### EXERCISE DATA:
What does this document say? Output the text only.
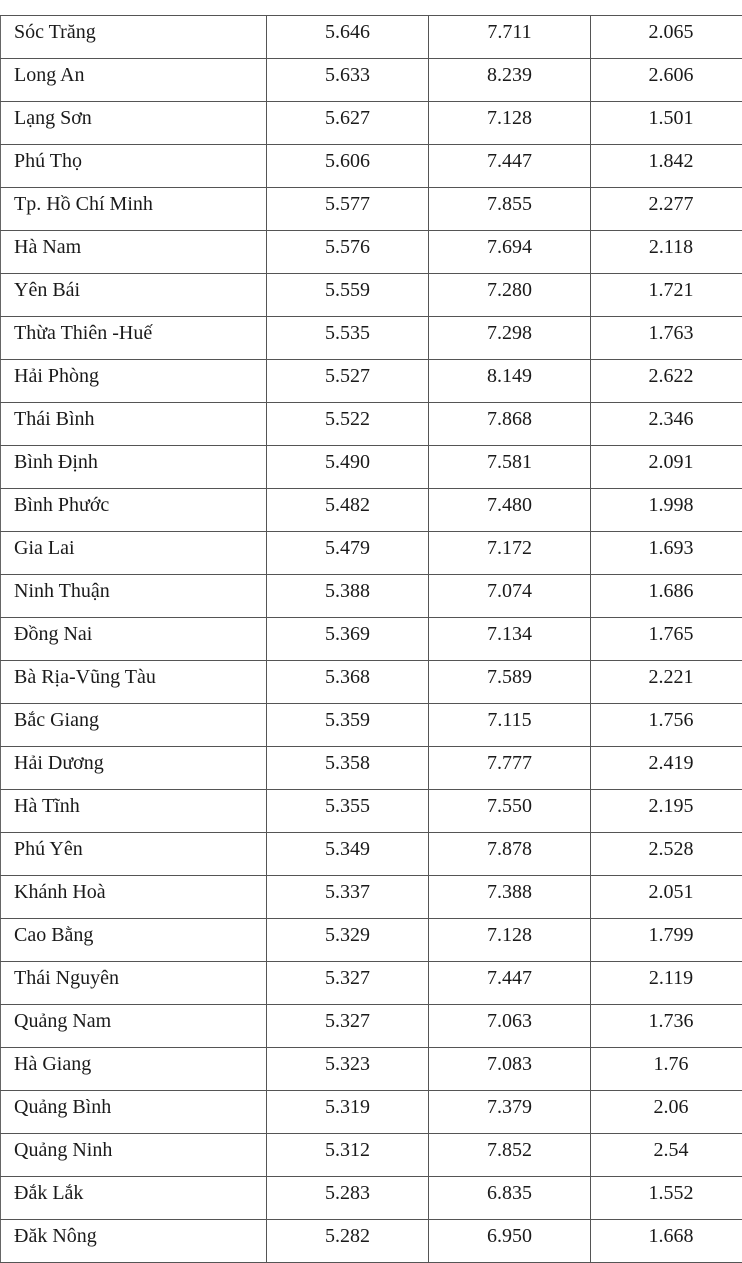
Sóc Trăng	5.646	7.711	2.065
Long An	5.633	8.239	2.606
Lạng Sơn	5.627	7.128	1.501
Phú Thọ	5.606	7.447	1.842
Tp. Hồ Chí Minh	5.577	7.855	2.277
Hà Nam	5.576	7.694	2.118
Yên Bái	5.559	7.280	1.721
Thừa Thiên -Huế	5.535	7.298	1.763
Hải Phòng	5.527	8.149	2.622
Thái Bình	5.522	7.868	2.346
Bình Định	5.490	7.581	2.091
Bình Phước	5.482	7.480	1.998
Gia Lai	5.479	7.172	1.693
Ninh Thuận	5.388	7.074	1.686
Đồng Nai	5.369	7.134	1.765
Bà Rịa-Vũng Tàu	5.368	7.589	2.221
Bắc Giang	5.359	7.115	1.756
Hải Dương	5.358	7.777	2.419
Hà Tĩnh	5.355	7.550	2.195
Phú Yên	5.349	7.878	2.528
Khánh Hoà	5.337	7.388	2.051
Cao Bằng	5.329	7.128	1.799
Thái Nguyên	5.327	7.447	2.119
Quảng Nam	5.327	7.063	1.736
Hà Giang	5.323	7.083	1.76
Quảng Bình	5.319	7.379	2.06
Quảng Ninh	5.312	7.852	2.54
Đắk Lắk	5.283	6.835	1.552
Đăk Nông	5.282	6.950	1.668
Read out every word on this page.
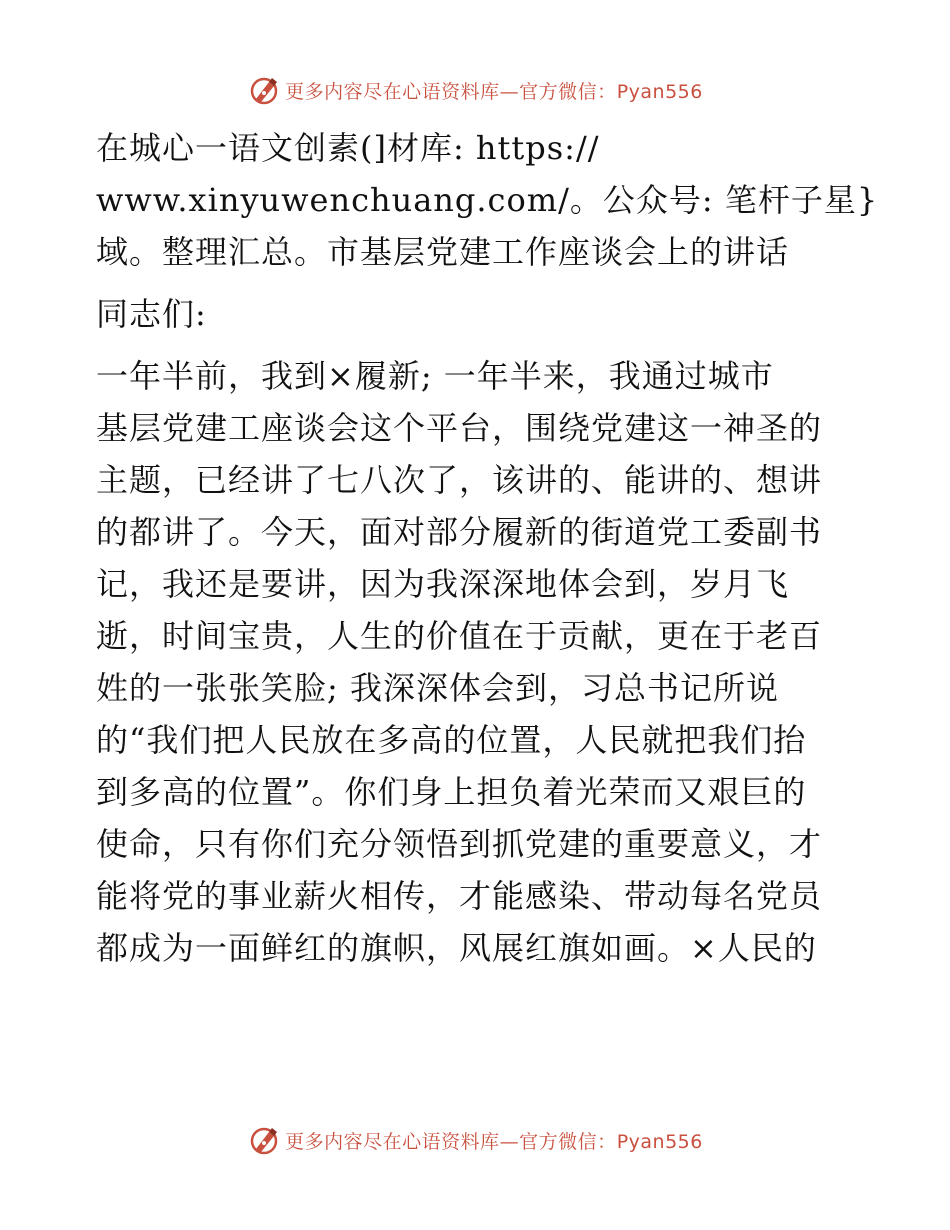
更多内容尽在心语资料库—官方微信：Pyan556
在城心一语文创素(]材库: https://
www.xinyuwenchuang.com/。公众号: 笔杆子星}
域。整理汇总。市基层党建工作座谈会上的讲话
同志们:
一年半前，我到×履新; 一年半来，我通过城市
基层党建工座谈会这个平台，围绕党建这一神圣的
主题，已经讲了七八次了，该讲的、能讲的、想讲
的都讲了。今天，面对部分履新的街道党工委副书
记，我还是要讲，因为我深深地体会到，岁月飞
逝，时间宝贵，人生的价值在于贡献，更在于老百
姓的一张张笑脸; 我深深体会到，习总书记所说
的“我们把人民放在多高的位置，人民就把我们抬
到多高的位置”。你们身上担负着光荣而又艰巨的
使命，只有你们充分领悟到抓党建的重要意义，才
能将党的事业薪火相传，才能感染、带动每名党员
都成为一面鲜红的旗帜，风展红旗如画。×人民的
更多内容尽在心语资料库—官方微信：Pyan556
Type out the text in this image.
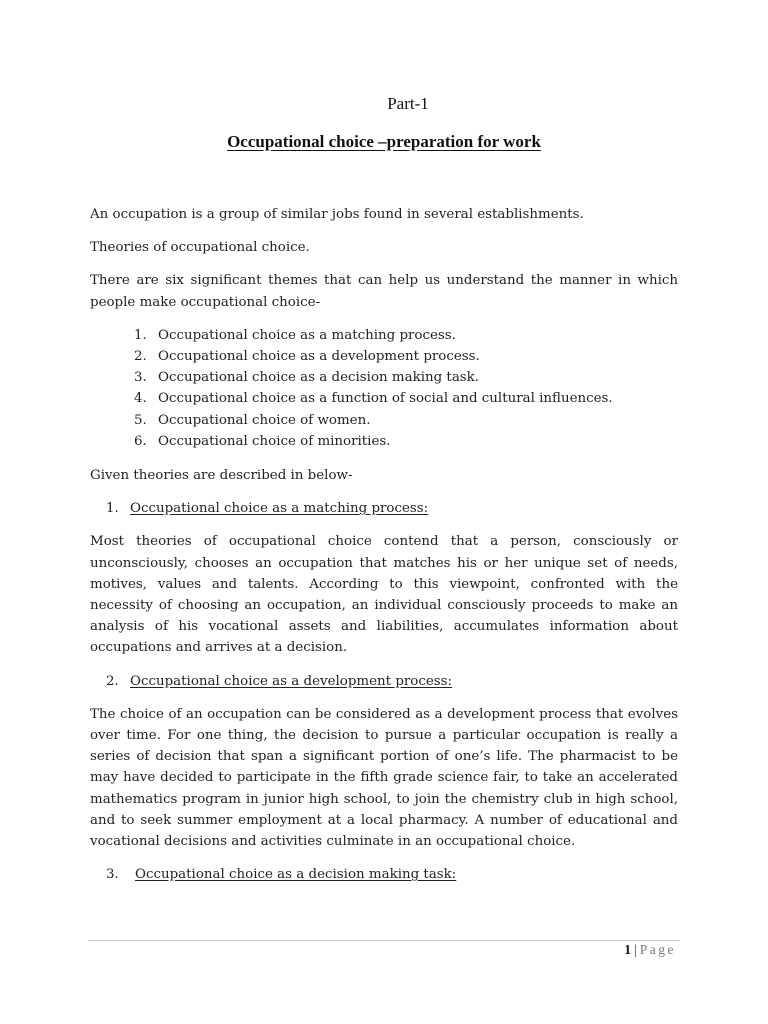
Part-1
Occupational choice –preparation for work

An occupation is a group of similar jobs found in several establishments.

Theories of occupational choice.

There are six significant themes that can help us understand the manner in which people make occupational choice-

1. Occupational choice as a matching process.
2. Occupational choice as a development process.
3. Occupational choice as a decision making task.
4. Occupational choice as a function of social and cultural influences.
5. Occupational choice of women.
6. Occupational choice of minorities.

Given theories are described in below-

1. Occupational choice as a matching process:

Most theories of occupational choice contend that a person, consciously or unconsciously, chooses an occupation that matches his or her unique set of needs, motives, values and talents. According to this viewpoint, confronted with the necessity of choosing an occupation, an individual consciously proceeds to make an analysis of his vocational assets and liabilities, accumulates information about occupations and arrives at a decision.

2. Occupational choice as a development process:

The choice of an occupation can be considered as a development process that evolves over time. For one thing, the decision to pursue a particular occupation is really a series of decision that span a significant portion of one’s life. The pharmacist to be may have decided to participate in the fifth grade science fair, to take an accelerated mathematics program in junior high school, to join the chemistry club in high school, and to seek summer employment at a local pharmacy. A number of educational and vocational decisions and activities culminate in an occupational choice.

3.	Occupational choice as a decision making task:
1 | Page
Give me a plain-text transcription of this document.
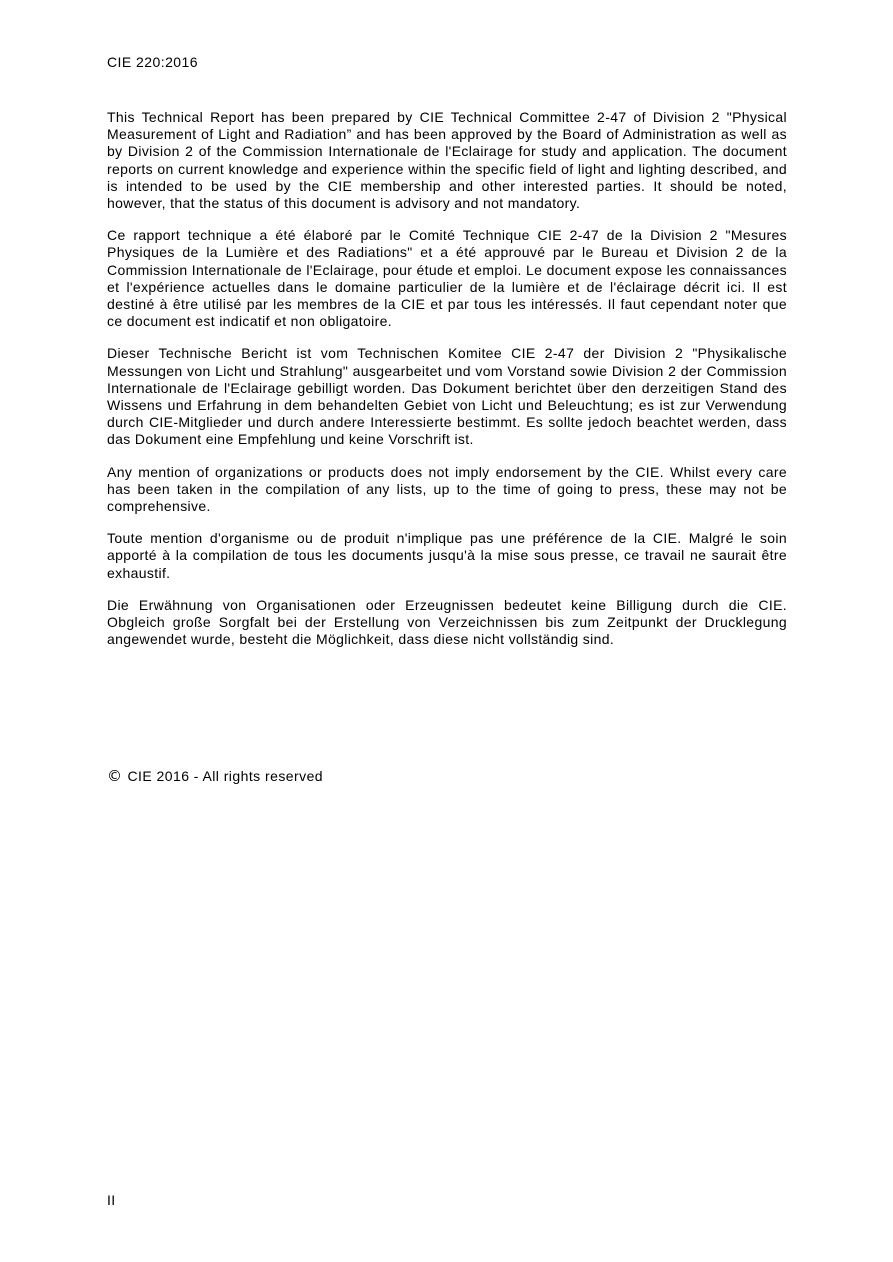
CIE 220:2016

This Technical Report has been prepared by CIE Technical Committee 2-47 of Division 2 "Physical Measurement of Light and Radiation” and has been approved by the Board of Administration as well as by Division 2 of the Commission Internationale de l'Eclairage for study and application. The document reports on current knowledge and experience within the specific field of light and lighting described, and is intended to be used by the CIE membership and other interested parties. It should be noted, however, that the status of this document is advisory and not mandatory.

Ce rapport technique a été élaboré par le Comité Technique CIE 2-47 de la Division 2 "Mesures Physiques de la Lumière et des Radiations" et a été approuvé par le Bureau et Division 2 de la Commission Internationale de l'Eclairage, pour étude et emploi. Le document expose les connaissances et l'expérience actuelles dans le domaine particulier de la lumière et de l'éclairage décrit ici. Il est destiné à être utilisé par les membres de la CIE et par tous les intéressés. Il faut cependant noter que ce document est indicatif et non obligatoire.

Dieser Technische Bericht ist vom Technischen Komitee CIE 2-47 der Division 2 "Physikalische Messungen von Licht und Strahlung" ausgearbeitet und vom Vorstand sowie Division 2 der Commission Internationale de l'Eclairage gebilligt worden. Das Dokument berichtet über den derzeitigen Stand des Wissens und Erfahrung in dem behandelten Gebiet von Licht und Beleuchtung; es ist zur Verwendung durch CIE-Mitglieder und durch andere Interessierte bestimmt. Es sollte jedoch beachtet werden, dass das Dokument eine Empfehlung und keine Vorschrift ist.

Any mention of organizations or products does not imply endorsement by the CIE. Whilst every care has been taken in the compilation of any lists, up to the time of going to press, these may not be comprehensive.

Toute mention d'organisme ou de produit n'implique pas une préférence de la CIE. Malgré le soin apporté à la compilation de tous les documents jusqu'à la mise sous presse, ce travail ne saurait être exhaustif.

Die Erwähnung von Organisationen oder Erzeugnissen bedeutet keine Billigung durch die CIE. Obgleich große Sorgfalt bei der Erstellung von Verzeichnissen bis zum Zeitpunkt der Drucklegung angewendet wurde, besteht die Möglichkeit, dass diese nicht vollständig sind.

© CIE 2016 - All rights reserved
II
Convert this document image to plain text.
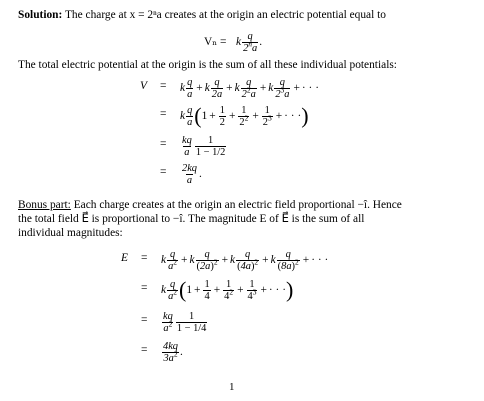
Solution: The charge at x = 2ⁿa creates at the origin an electric potential equal to
Vₙ = k $\frac{q}{2^na}$ .
The total electric potential at the origin is the sum of all these individual potentials:
V = k $\frac{q}{a} + k \frac{q}{2a} + k \frac{q}{2^2a} + k \frac{q}{2^3a}$ + · · ·
= k $\frac{q}{a}$ ( $1 + \frac{1}{2} + \frac{1}{2^2} + \frac{1}{2^3}$ + · · · )
= $\frac{kq}{a} \frac{1}{1 - 1/2}$
= $\frac{2kq}{a}$ .
Bonus part: Each charge creates at the origin an electric field proportional −î. Hence
the total field E⃗ is proportional to −î. The magnitude E of E⃗ is the sum of all
individual magnitudes:
E = k $\frac{q}{a^2} + k \frac{q}{(2a)^2} + k \frac{q}{(4a)^2} + k \frac{q}{(8a)^2}$ + · · ·
= k $\frac{q}{a^2}$ ( $1 + \frac{1}{4} + \frac{1}{4^2} + \frac{1}{4^3}$ + · · · )
= $\frac{kq}{a^2} \frac{1}{1 - 1/4}$
= $\frac{4kq}{3a^2}$ .
1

### STATED GOAL:
Scan the listing above for the word "dass" and copy every line that holds it.

### EXPECTED ANSWER:
Dieser Technische Bericht ist vom Technischen Komitee CIE 2-47 der Division 2 "Physikalische Messungen von Licht und Strahlung" ausgearbeitet und vom Vorstand sowie Division 2 der Commission Internationale de l'Eclairage gebilligt worden. Das Dokument berichtet über den derzeitigen Stand des Wissens und Erfahrung in dem behandelten Gebiet von Licht und Beleuchtung; es ist zur Verwendung durch CIE-Mitglieder und durch andere Interessierte bestimmt. Es sollte jedoch beachtet werden, dass das Dokument eine Empfehlung und keine Vorschrift ist.
Die Erwähnung von Organisationen oder Erzeugnissen bedeutet keine Billigung durch die CIE. Obgleich große Sorgfalt bei der Erstellung von Verzeichnissen bis zum Zeitpunkt der Drucklegung angewendet wurde, besteht die Möglichkeit, dass diese nicht vollständig sind.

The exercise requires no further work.